▶ _EXTRACTED RECORDS_

- - - - - - -

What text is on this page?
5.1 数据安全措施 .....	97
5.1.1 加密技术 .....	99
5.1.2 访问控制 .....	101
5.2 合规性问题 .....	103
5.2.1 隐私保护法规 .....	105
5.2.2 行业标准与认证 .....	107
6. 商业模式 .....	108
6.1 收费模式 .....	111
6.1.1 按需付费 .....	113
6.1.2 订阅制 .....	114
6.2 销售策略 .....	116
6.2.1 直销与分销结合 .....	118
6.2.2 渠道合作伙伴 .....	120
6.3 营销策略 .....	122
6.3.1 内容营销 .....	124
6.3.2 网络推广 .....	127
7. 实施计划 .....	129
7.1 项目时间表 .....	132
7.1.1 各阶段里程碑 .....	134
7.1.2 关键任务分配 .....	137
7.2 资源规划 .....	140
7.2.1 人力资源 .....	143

- - - - - - -

Type out the whole listing above again, exactly as it stands.

▶ _SOLUTION TO THE PROBLEM_
What text is on this page?
5.1 数据安全措施 .....	97
5.1.1 加密技术 .....	99
5.1.2 访问控制 .....	101
5.2 合规性问题 .....	103
5.2.1 隐私保护法规 .....	105
5.2.2 行业标准与认证 .....	107
6. 商业模式 .....	108
6.1 收费模式 .....	111
6.1.1 按需付费 .....	113
6.1.2 订阅制 .....	114
6.2 销售策略 .....	116
6.2.1 直销与分销结合 .....	118
6.2.2 渠道合作伙伴 .....	120
6.3 营销策略 .....	122
6.3.1 内容营销 .....	124
6.3.2 网络推广 .....	127
7. 实施计划 .....	129
7.1 项目时间表 .....	132
7.1.1 各阶段里程碑 .....	134
7.1.2 关键任务分配 .....	137
7.2 资源规划 .....	140
7.2.1 人力资源 .....	143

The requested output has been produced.